— Input rows —
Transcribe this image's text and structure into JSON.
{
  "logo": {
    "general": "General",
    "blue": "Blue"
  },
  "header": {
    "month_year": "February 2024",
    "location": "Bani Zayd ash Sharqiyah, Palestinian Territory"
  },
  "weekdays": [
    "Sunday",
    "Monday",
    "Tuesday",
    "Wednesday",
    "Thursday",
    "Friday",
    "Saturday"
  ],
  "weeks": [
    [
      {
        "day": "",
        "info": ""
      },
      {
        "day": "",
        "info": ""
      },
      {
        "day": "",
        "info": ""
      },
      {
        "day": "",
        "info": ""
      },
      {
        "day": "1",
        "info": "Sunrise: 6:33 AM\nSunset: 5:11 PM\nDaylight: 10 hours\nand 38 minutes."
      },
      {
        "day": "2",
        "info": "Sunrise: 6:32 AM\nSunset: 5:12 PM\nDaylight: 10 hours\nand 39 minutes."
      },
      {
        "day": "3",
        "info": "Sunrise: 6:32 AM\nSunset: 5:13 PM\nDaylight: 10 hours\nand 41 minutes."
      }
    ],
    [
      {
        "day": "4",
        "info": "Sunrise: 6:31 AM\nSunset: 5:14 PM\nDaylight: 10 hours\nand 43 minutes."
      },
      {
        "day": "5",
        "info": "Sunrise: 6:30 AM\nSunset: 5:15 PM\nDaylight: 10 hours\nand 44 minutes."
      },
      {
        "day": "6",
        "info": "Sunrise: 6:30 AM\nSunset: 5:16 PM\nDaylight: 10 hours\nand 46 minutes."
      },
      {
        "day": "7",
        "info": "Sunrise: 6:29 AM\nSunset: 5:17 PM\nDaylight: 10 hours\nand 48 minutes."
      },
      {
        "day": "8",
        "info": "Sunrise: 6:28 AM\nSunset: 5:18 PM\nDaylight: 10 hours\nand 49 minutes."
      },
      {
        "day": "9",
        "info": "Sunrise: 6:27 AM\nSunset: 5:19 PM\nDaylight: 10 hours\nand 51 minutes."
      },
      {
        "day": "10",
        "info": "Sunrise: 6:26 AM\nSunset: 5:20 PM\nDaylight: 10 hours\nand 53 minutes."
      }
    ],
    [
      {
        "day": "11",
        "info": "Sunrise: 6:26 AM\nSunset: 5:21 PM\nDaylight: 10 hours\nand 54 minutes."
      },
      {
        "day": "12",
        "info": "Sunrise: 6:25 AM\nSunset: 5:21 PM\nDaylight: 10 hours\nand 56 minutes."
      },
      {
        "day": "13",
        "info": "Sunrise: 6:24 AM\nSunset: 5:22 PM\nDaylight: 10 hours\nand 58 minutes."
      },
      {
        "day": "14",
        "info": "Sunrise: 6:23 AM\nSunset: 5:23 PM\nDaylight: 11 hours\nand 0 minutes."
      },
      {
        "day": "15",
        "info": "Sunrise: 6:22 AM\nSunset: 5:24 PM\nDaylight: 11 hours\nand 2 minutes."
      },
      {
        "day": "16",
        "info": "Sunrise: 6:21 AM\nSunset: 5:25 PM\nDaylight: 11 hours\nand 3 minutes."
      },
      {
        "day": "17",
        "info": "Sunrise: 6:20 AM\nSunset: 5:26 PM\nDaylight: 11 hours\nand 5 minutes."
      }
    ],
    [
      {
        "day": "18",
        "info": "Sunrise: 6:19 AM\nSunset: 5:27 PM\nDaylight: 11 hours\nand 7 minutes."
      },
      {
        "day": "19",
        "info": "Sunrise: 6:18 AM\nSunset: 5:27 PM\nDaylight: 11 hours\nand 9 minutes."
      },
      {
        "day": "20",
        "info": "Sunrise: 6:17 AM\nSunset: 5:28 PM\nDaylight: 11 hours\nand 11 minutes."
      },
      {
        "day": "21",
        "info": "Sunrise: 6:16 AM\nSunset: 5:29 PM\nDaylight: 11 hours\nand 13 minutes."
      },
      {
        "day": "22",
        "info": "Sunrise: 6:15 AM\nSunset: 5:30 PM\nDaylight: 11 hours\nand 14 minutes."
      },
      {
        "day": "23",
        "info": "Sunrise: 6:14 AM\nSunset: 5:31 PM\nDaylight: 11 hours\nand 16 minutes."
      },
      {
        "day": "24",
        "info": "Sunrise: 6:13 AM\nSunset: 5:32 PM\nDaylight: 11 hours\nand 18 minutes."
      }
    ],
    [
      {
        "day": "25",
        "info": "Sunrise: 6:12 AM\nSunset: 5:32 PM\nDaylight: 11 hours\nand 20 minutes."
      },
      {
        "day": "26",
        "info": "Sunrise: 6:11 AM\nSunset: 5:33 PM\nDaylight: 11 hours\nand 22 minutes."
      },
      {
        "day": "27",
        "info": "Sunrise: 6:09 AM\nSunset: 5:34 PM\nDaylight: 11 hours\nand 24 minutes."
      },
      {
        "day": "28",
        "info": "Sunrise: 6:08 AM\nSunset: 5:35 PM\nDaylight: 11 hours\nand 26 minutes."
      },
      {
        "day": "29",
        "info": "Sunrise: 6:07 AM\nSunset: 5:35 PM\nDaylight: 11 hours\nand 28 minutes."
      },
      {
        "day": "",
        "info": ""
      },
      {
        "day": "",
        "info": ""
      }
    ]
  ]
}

— Problem details —
Return the entries in full, keeping every line exactly as it is.

— Solution to this task —
Transcribe this image's text and structure into JSON.
{
  "logo": {
    "general": "General",
    "blue": "Blue"
  },
  "header": {
    "month_year": "February 2024",
    "location": "Bani Zayd ash Sharqiyah, Palestinian Territory"
  },
  "weekdays": [
    "Sunday",
    "Monday",
    "Tuesday",
    "Wednesday",
    "Thursday",
    "Friday",
    "Saturday"
  ],
  "weeks": [
    [
      {
        "day": "",
        "info": ""
      },
      {
        "day": "",
        "info": ""
      },
      {
        "day": "",
        "info": ""
      },
      {
        "day": "",
        "info": ""
      },
      {
        "day": "1",
        "info": "Sunrise: 6:33 AM\nSunset: 5:11 PM\nDaylight: 10 hours\nand 38 minutes."
      },
      {
        "day": "2",
        "info": "Sunrise: 6:32 AM\nSunset: 5:12 PM\nDaylight: 10 hours\nand 39 minutes."
      },
      {
        "day": "3",
        "info": "Sunrise: 6:32 AM\nSunset: 5:13 PM\nDaylight: 10 hours\nand 41 minutes."
      }
    ],
    [
      {
        "day": "4",
        "info": "Sunrise: 6:31 AM\nSunset: 5:14 PM\nDaylight: 10 hours\nand 43 minutes."
      },
      {
        "day": "5",
        "info": "Sunrise: 6:30 AM\nSunset: 5:15 PM\nDaylight: 10 hours\nand 44 minutes."
      },
      {
        "day": "6",
        "info": "Sunrise: 6:30 AM\nSunset: 5:16 PM\nDaylight: 10 hours\nand 46 minutes."
      },
      {
        "day": "7",
        "info": "Sunrise: 6:29 AM\nSunset: 5:17 PM\nDaylight: 10 hours\nand 48 minutes."
      },
      {
        "day": "8",
        "info": "Sunrise: 6:28 AM\nSunset: 5:18 PM\nDaylight: 10 hours\nand 49 minutes."
      },
      {
        "day": "9",
        "info": "Sunrise: 6:27 AM\nSunset: 5:19 PM\nDaylight: 10 hours\nand 51 minutes."
      },
      {
        "day": "10",
        "info": "Sunrise: 6:26 AM\nSunset: 5:20 PM\nDaylight: 10 hours\nand 53 minutes."
      }
    ],
    [
      {
        "day": "11",
        "info": "Sunrise: 6:26 AM\nSunset: 5:21 PM\nDaylight: 10 hours\nand 54 minutes."
      },
      {
        "day": "12",
        "info": "Sunrise: 6:25 AM\nSunset: 5:21 PM\nDaylight: 10 hours\nand 56 minutes."
      },
      {
        "day": "13",
        "info": "Sunrise: 6:24 AM\nSunset: 5:22 PM\nDaylight: 10 hours\nand 58 minutes."
      },
      {
        "day": "14",
        "info": "Sunrise: 6:23 AM\nSunset: 5:23 PM\nDaylight: 11 hours\nand 0 minutes."
      },
      {
        "day": "15",
        "info": "Sunrise: 6:22 AM\nSunset: 5:24 PM\nDaylight: 11 hours\nand 2 minutes."
      },
      {
        "day": "16",
        "info": "Sunrise: 6:21 AM\nSunset: 5:25 PM\nDaylight: 11 hours\nand 3 minutes."
      },
      {
        "day": "17",
        "info": "Sunrise: 6:20 AM\nSunset: 5:26 PM\nDaylight: 11 hours\nand 5 minutes."
      }
    ],
    [
      {
        "day": "18",
        "info": "Sunrise: 6:19 AM\nSunset: 5:27 PM\nDaylight: 11 hours\nand 7 minutes."
      },
      {
        "day": "19",
        "info": "Sunrise: 6:18 AM\nSunset: 5:27 PM\nDaylight: 11 hours\nand 9 minutes."
      },
      {
        "day": "20",
        "info": "Sunrise: 6:17 AM\nSunset: 5:28 PM\nDaylight: 11 hours\nand 11 minutes."
      },
      {
        "day": "21",
        "info": "Sunrise: 6:16 AM\nSunset: 5:29 PM\nDaylight: 11 hours\nand 13 minutes."
      },
      {
        "day": "22",
        "info": "Sunrise: 6:15 AM\nSunset: 5:30 PM\nDaylight: 11 hours\nand 14 minutes."
      },
      {
        "day": "23",
        "info": "Sunrise: 6:14 AM\nSunset: 5:31 PM\nDaylight: 11 hours\nand 16 minutes."
      },
      {
        "day": "24",
        "info": "Sunrise: 6:13 AM\nSunset: 5:32 PM\nDaylight: 11 hours\nand 18 minutes."
      }
    ],
    [
      {
        "day": "25",
        "info": "Sunrise: 6:12 AM\nSunset: 5:32 PM\nDaylight: 11 hours\nand 20 minutes."
      },
      {
        "day": "26",
        "info": "Sunrise: 6:11 AM\nSunset: 5:33 PM\nDaylight: 11 hours\nand 22 minutes."
      },
      {
        "day": "27",
        "info": "Sunrise: 6:09 AM\nSunset: 5:34 PM\nDaylight: 11 hours\nand 24 minutes."
      },
      {
        "day": "28",
        "info": "Sunrise: 6:08 AM\nSunset: 5:35 PM\nDaylight: 11 hours\nand 26 minutes."
      },
      {
        "day": "29",
        "info": "Sunrise: 6:07 AM\nSunset: 5:35 PM\nDaylight: 11 hours\nand 28 minutes."
      },
      {
        "day": "",
        "info": ""
      },
      {
        "day": "",
        "info": ""
      }
    ]
  ]
}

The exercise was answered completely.